(A run of records)

__________________________________________________

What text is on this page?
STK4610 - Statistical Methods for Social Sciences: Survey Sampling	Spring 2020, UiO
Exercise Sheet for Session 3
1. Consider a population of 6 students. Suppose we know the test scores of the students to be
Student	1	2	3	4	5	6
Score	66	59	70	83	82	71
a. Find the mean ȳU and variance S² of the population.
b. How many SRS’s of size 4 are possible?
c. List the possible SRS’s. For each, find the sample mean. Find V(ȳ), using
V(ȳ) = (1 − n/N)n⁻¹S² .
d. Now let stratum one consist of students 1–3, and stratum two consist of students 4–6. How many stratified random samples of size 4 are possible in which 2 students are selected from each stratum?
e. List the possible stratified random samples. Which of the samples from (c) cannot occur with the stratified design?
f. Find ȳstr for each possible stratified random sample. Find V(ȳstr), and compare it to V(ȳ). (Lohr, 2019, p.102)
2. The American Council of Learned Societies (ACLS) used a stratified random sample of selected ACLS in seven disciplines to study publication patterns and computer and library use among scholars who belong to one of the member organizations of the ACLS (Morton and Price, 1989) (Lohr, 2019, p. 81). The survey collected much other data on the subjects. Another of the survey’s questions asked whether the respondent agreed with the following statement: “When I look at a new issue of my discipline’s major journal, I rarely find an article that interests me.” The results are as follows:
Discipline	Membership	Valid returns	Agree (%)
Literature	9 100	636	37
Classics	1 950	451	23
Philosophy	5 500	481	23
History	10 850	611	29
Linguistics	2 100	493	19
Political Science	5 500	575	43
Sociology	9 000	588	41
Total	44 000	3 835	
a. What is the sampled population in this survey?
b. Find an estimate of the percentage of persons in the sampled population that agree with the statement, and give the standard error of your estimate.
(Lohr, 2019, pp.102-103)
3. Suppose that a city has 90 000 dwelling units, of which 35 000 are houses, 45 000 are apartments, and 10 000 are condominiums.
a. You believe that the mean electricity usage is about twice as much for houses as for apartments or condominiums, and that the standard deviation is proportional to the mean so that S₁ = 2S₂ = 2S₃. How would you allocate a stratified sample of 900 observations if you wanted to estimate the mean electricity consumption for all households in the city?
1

__________________________________________________

**TASK OBJECTIVE**
From the material above, copy each line that includes the word "List".

**THE RESPONSE**
c. List the possible SRS’s. For each, find the sample mean. Find V(ȳ), using
e. List the possible stratified random samples. Which of the samples from (c) cannot occur with the stratified design?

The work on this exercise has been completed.